[Collected data]
####################

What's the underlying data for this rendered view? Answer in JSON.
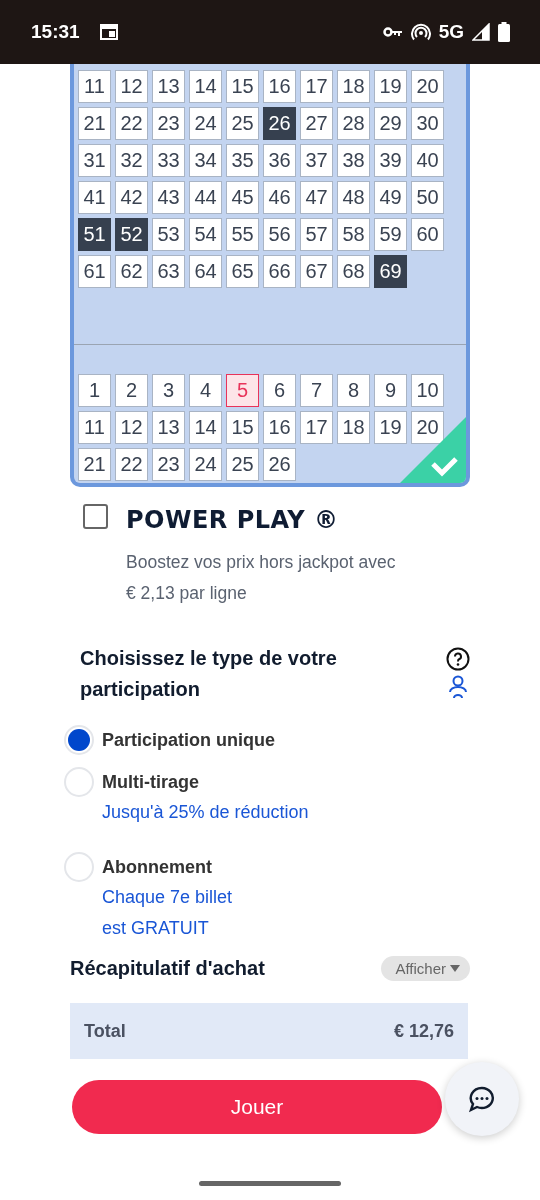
{
  "status_bar": {
    "time": "15:31",
    "network": "5G"
  },
  "number_grid": {
    "complete": true,
    "main": [
      {
        "n": "11",
        "selected": false
      },
      {
        "n": "12",
        "selected": false
      },
      {
        "n": "13",
        "selected": false
      },
      {
        "n": "14",
        "selected": false
      },
      {
        "n": "15",
        "selected": false
      },
      {
        "n": "16",
        "selected": false
      },
      {
        "n": "17",
        "selected": false
      },
      {
        "n": "18",
        "selected": false
      },
      {
        "n": "19",
        "selected": false
      },
      {
        "n": "20",
        "selected": false
      },
      {
        "n": "21",
        "selected": false
      },
      {
        "n": "22",
        "selected": false
      },
      {
        "n": "23",
        "selected": false
      },
      {
        "n": "24",
        "selected": false
      },
      {
        "n": "25",
        "selected": false
      },
      {
        "n": "26",
        "selected": true
      },
      {
        "n": "27",
        "selected": false
      },
      {
        "n": "28",
        "selected": false
      },
      {
        "n": "29",
        "selected": false
      },
      {
        "n": "30",
        "selected": false
      },
      {
        "n": "31",
        "selected": false
      },
      {
        "n": "32",
        "selected": false
      },
      {
        "n": "33",
        "selected": false
      },
      {
        "n": "34",
        "selected": false
      },
      {
        "n": "35",
        "selected": false
      },
      {
        "n": "36",
        "selected": false
      },
      {
        "n": "37",
        "selected": false
      },
      {
        "n": "38",
        "selected": false
      },
      {
        "n": "39",
        "selected": false
      },
      {
        "n": "40",
        "selected": false
      },
      {
        "n": "41",
        "selected": false
      },
      {
        "n": "42",
        "selected": false
      },
      {
        "n": "43",
        "selected": false
      },
      {
        "n": "44",
        "selected": false
      },
      {
        "n": "45",
        "selected": false
      },
      {
        "n": "46",
        "selected": false
      },
      {
        "n": "47",
        "selected": false
      },
      {
        "n": "48",
        "selected": false
      },
      {
        "n": "49",
        "selected": false
      },
      {
        "n": "50",
        "selected": false
      },
      {
        "n": "51",
        "selected": true
      },
      {
        "n": "52",
        "selected": true
      },
      {
        "n": "53",
        "selected": false
      },
      {
        "n": "54",
        "selected": false
      },
      {
        "n": "55",
        "selected": false
      },
      {
        "n": "56",
        "selected": false
      },
      {
        "n": "57",
        "selected": false
      },
      {
        "n": "58",
        "selected": false
      },
      {
        "n": "59",
        "selected": false
      },
      {
        "n": "60",
        "selected": false
      },
      {
        "n": "61",
        "selected": false
      },
      {
        "n": "62",
        "selected": false
      },
      {
        "n": "63",
        "selected": false
      },
      {
        "n": "64",
        "selected": false
      },
      {
        "n": "65",
        "selected": false
      },
      {
        "n": "66",
        "selected": false
      },
      {
        "n": "67",
        "selected": false
      },
      {
        "n": "68",
        "selected": false
      },
      {
        "n": "69",
        "selected": true
      }
    ],
    "powerball": [
      {
        "n": "1",
        "selected": false
      },
      {
        "n": "2",
        "selected": false
      },
      {
        "n": "3",
        "selected": false
      },
      {
        "n": "4",
        "selected": false
      },
      {
        "n": "5",
        "selected": true
      },
      {
        "n": "6",
        "selected": false
      },
      {
        "n": "7",
        "selected": false
      },
      {
        "n": "8",
        "selected": false
      },
      {
        "n": "9",
        "selected": false
      },
      {
        "n": "10",
        "selected": false
      },
      {
        "n": "11",
        "selected": false
      },
      {
        "n": "12",
        "selected": false
      },
      {
        "n": "13",
        "selected": false
      },
      {
        "n": "14",
        "selected": false
      },
      {
        "n": "15",
        "selected": false
      },
      {
        "n": "16",
        "selected": false
      },
      {
        "n": "17",
        "selected": false
      },
      {
        "n": "18",
        "selected": false
      },
      {
        "n": "19",
        "selected": false
      },
      {
        "n": "20",
        "selected": false
      },
      {
        "n": "21",
        "selected": false
      },
      {
        "n": "22",
        "selected": false
      },
      {
        "n": "23",
        "selected": false
      },
      {
        "n": "24",
        "selected": false
      },
      {
        "n": "25",
        "selected": false
      },
      {
        "n": "26",
        "selected": false
      }
    ]
  },
  "power_play": {
    "checked": false,
    "title": "POWER PLAY ®",
    "description": "Boostez vos prix hors jackpot avec € 2,13 par ligne"
  },
  "participation": {
    "title": "Choisissez le type de votre participation",
    "options": [
      {
        "label": "Participation unique",
        "selected": true
      },
      {
        "label": "Multi-tirage",
        "note": "Jusqu'à 25% de réduction",
        "selected": false
      },
      {
        "label": "Abonnement",
        "note": "Chaque 7e billet\nest GRATUIT",
        "selected": false
      }
    ]
  },
  "summary": {
    "title": "Récapitulatif d'achat",
    "toggle": "Afficher",
    "total_label": "Total",
    "total_value": "€ 12,76"
  },
  "play_button": "Jouer"
}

####################

**Given task**
Reproduce the entries above without change, omitting all pictures.

**Answer to this task**
What's the underlying data for this rendered view? Answer in JSON.
{
  "status_bar": {
    "time": "15:31",
    "network": "5G"
  },
  "number_grid": {
    "complete": true,
    "main": [
      {
        "n": "11",
        "selected": false
      },
      {
        "n": "12",
        "selected": false
      },
      {
        "n": "13",
        "selected": false
      },
      {
        "n": "14",
        "selected": false
      },
      {
        "n": "15",
        "selected": false
      },
      {
        "n": "16",
        "selected": false
      },
      {
        "n": "17",
        "selected": false
      },
      {
        "n": "18",
        "selected": false
      },
      {
        "n": "19",
        "selected": false
      },
      {
        "n": "20",
        "selected": false
      },
      {
        "n": "21",
        "selected": false
      },
      {
        "n": "22",
        "selected": false
      },
      {
        "n": "23",
        "selected": false
      },
      {
        "n": "24",
        "selected": false
      },
      {
        "n": "25",
        "selected": false
      },
      {
        "n": "26",
        "selected": true
      },
      {
        "n": "27",
        "selected": false
      },
      {
        "n": "28",
        "selected": false
      },
      {
        "n": "29",
        "selected": false
      },
      {
        "n": "30",
        "selected": false
      },
      {
        "n": "31",
        "selected": false
      },
      {
        "n": "32",
        "selected": false
      },
      {
        "n": "33",
        "selected": false
      },
      {
        "n": "34",
        "selected": false
      },
      {
        "n": "35",
        "selected": false
      },
      {
        "n": "36",
        "selected": false
      },
      {
        "n": "37",
        "selected": false
      },
      {
        "n": "38",
        "selected": false
      },
      {
        "n": "39",
        "selected": false
      },
      {
        "n": "40",
        "selected": false
      },
      {
        "n": "41",
        "selected": false
      },
      {
        "n": "42",
        "selected": false
      },
      {
        "n": "43",
        "selected": false
      },
      {
        "n": "44",
        "selected": false
      },
      {
        "n": "45",
        "selected": false
      },
      {
        "n": "46",
        "selected": false
      },
      {
        "n": "47",
        "selected": false
      },
      {
        "n": "48",
        "selected": false
      },
      {
        "n": "49",
        "selected": false
      },
      {
        "n": "50",
        "selected": false
      },
      {
        "n": "51",
        "selected": true
      },
      {
        "n": "52",
        "selected": true
      },
      {
        "n": "53",
        "selected": false
      },
      {
        "n": "54",
        "selected": false
      },
      {
        "n": "55",
        "selected": false
      },
      {
        "n": "56",
        "selected": false
      },
      {
        "n": "57",
        "selected": false
      },
      {
        "n": "58",
        "selected": false
      },
      {
        "n": "59",
        "selected": false
      },
      {
        "n": "60",
        "selected": false
      },
      {
        "n": "61",
        "selected": false
      },
      {
        "n": "62",
        "selected": false
      },
      {
        "n": "63",
        "selected": false
      },
      {
        "n": "64",
        "selected": false
      },
      {
        "n": "65",
        "selected": false
      },
      {
        "n": "66",
        "selected": false
      },
      {
        "n": "67",
        "selected": false
      },
      {
        "n": "68",
        "selected": false
      },
      {
        "n": "69",
        "selected": true
      }
    ],
    "powerball": [
      {
        "n": "1",
        "selected": false
      },
      {
        "n": "2",
        "selected": false
      },
      {
        "n": "3",
        "selected": false
      },
      {
        "n": "4",
        "selected": false
      },
      {
        "n": "5",
        "selected": true
      },
      {
        "n": "6",
        "selected": false
      },
      {
        "n": "7",
        "selected": false
      },
      {
        "n": "8",
        "selected": false
      },
      {
        "n": "9",
        "selected": false
      },
      {
        "n": "10",
        "selected": false
      },
      {
        "n": "11",
        "selected": false
      },
      {
        "n": "12",
        "selected": false
      },
      {
        "n": "13",
        "selected": false
      },
      {
        "n": "14",
        "selected": false
      },
      {
        "n": "15",
        "selected": false
      },
      {
        "n": "16",
        "selected": false
      },
      {
        "n": "17",
        "selected": false
      },
      {
        "n": "18",
        "selected": false
      },
      {
        "n": "19",
        "selected": false
      },
      {
        "n": "20",
        "selected": false
      },
      {
        "n": "21",
        "selected": false
      },
      {
        "n": "22",
        "selected": false
      },
      {
        "n": "23",
        "selected": false
      },
      {
        "n": "24",
        "selected": false
      },
      {
        "n": "25",
        "selected": false
      },
      {
        "n": "26",
        "selected": false
      }
    ]
  },
  "power_play": {
    "checked": false,
    "title": "POWER PLAY ®",
    "description": "Boostez vos prix hors jackpot avec € 2,13 par ligne"
  },
  "participation": {
    "title": "Choisissez le type de votre participation",
    "options": [
      {
        "label": "Participation unique",
        "selected": true
      },
      {
        "label": "Multi-tirage",
        "note": "Jusqu'à 25% de réduction",
        "selected": false
      },
      {
        "label": "Abonnement",
        "note": "Chaque 7e billet\nest GRATUIT",
        "selected": false
      }
    ]
  },
  "summary": {
    "title": "Récapitulatif d'achat",
    "toggle": "Afficher",
    "total_label": "Total",
    "total_value": "€ 12,76"
  },
  "play_button": "Jouer"
}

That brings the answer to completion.